» **TASK BRIEF**
From the entries that follow, extract each line holding the string "Contributions".

[Saved entries]
════════════════════

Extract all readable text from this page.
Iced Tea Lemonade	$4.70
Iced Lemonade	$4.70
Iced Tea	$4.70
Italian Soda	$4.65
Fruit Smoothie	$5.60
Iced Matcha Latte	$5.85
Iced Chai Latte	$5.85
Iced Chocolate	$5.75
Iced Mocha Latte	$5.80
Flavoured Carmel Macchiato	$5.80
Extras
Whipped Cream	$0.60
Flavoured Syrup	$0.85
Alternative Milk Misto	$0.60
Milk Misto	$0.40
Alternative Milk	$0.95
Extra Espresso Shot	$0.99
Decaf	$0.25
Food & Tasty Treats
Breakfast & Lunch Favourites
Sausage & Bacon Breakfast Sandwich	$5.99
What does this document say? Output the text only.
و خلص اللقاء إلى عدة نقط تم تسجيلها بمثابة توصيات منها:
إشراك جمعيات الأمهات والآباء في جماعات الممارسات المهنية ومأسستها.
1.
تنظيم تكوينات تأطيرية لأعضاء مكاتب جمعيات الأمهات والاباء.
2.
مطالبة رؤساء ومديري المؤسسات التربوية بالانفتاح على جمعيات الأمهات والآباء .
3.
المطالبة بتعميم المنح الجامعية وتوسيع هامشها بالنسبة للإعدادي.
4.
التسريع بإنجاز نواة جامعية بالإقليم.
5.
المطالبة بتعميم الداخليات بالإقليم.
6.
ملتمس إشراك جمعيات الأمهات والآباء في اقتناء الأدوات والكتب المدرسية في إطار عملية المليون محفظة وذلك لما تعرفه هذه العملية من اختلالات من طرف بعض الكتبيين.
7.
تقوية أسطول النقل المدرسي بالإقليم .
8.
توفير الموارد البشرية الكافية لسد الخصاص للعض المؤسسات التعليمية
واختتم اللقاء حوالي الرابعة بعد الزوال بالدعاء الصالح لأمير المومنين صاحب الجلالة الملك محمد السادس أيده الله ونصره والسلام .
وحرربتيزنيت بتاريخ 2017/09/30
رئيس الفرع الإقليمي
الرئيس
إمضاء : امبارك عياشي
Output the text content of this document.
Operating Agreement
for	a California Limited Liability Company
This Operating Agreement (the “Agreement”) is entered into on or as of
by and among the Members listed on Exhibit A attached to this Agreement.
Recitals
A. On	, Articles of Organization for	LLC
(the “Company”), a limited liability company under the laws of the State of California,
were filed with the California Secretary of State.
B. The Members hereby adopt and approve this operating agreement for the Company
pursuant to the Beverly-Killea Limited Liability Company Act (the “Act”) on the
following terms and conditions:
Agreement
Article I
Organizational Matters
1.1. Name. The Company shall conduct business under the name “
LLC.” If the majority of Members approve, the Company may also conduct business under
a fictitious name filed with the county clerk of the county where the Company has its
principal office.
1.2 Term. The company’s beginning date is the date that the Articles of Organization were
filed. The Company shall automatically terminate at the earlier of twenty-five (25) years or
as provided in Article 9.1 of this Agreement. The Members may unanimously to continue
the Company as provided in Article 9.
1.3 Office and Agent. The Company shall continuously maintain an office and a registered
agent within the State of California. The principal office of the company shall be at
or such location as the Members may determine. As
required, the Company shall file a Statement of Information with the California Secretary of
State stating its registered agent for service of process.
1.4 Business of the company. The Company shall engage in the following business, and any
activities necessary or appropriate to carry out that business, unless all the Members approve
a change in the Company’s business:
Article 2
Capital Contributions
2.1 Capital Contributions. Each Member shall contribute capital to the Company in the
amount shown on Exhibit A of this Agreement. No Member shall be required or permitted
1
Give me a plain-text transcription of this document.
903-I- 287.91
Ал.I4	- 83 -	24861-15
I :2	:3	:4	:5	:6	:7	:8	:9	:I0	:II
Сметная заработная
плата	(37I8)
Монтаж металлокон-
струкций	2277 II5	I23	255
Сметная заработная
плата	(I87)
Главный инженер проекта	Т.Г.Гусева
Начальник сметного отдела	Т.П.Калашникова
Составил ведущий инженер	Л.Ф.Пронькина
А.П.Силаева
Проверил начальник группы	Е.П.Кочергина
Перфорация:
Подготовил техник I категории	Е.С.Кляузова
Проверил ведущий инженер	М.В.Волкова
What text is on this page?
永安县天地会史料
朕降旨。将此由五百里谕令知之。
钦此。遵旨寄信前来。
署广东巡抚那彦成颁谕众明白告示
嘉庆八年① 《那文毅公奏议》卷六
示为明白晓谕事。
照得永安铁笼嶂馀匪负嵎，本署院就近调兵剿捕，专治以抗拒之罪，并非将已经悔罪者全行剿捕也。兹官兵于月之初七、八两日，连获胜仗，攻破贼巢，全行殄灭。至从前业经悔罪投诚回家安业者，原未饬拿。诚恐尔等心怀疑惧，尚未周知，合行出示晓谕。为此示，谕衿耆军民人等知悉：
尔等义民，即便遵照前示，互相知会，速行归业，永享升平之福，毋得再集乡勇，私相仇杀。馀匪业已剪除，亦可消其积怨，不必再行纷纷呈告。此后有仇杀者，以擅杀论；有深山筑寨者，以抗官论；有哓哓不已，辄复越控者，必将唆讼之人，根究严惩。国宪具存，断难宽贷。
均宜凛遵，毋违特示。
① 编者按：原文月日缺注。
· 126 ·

════════════════════

» **THE SOLUTION**
Capital Contributions
2.1 Capital Contributions. Each Member shall contribute capital to the Company in the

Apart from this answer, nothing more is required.